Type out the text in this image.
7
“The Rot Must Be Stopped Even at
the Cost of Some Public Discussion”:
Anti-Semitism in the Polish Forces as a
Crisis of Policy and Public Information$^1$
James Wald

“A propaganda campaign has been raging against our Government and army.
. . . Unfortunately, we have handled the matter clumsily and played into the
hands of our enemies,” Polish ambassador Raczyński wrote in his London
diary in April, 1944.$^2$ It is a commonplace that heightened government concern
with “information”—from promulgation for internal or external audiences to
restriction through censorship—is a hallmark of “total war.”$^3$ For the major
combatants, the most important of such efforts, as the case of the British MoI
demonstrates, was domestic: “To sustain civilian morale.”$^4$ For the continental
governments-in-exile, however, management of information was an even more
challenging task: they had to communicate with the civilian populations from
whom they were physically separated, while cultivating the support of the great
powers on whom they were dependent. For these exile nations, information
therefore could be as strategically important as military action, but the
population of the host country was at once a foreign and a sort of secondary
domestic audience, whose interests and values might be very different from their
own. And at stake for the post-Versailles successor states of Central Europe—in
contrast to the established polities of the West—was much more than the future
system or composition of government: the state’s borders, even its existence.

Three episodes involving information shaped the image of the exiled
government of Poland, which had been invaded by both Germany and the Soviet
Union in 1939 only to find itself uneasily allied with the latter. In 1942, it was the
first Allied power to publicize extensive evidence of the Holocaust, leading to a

* **Problem details**
Quote the whole listing above, leaving nothing out.

* **Written reply**
Type out the text in this image.
7
“The Rot Must Be Stopped Even at
the Cost of Some Public Discussion”:
Anti-Semitism in the Polish Forces as a
Crisis of Policy and Public Information$^1$
James Wald

“A propaganda campaign has been raging against our Government and army.
. . . Unfortunately, we have handled the matter clumsily and played into the
hands of our enemies,” Polish ambassador Raczyński wrote in his London
diary in April, 1944.$^2$ It is a commonplace that heightened government concern
with “information”—from promulgation for internal or external audiences to
restriction through censorship—is a hallmark of “total war.”$^3$ For the major
combatants, the most important of such efforts, as the case of the British MoI
demonstrates, was domestic: “To sustain civilian morale.”$^4$ For the continental
governments-in-exile, however, management of information was an even more
challenging task: they had to communicate with the civilian populations from
whom they were physically separated, while cultivating the support of the great
powers on whom they were dependent. For these exile nations, information
therefore could be as strategically important as military action, but the
population of the host country was at once a foreign and a sort of secondary
domestic audience, whose interests and values might be very different from their
own. And at stake for the post-Versailles successor states of Central Europe—in
contrast to the established polities of the West—was much more than the future
system or composition of government: the state’s borders, even its existence.

Three episodes involving information shaped the image of the exiled
government of Poland, which had been invaded by both Germany and the Soviet
Union in 1939 only to find itself uneasily allied with the latter. In 1942, it was the
first Allied power to publicize extensive evidence of the Holocaust, leading to a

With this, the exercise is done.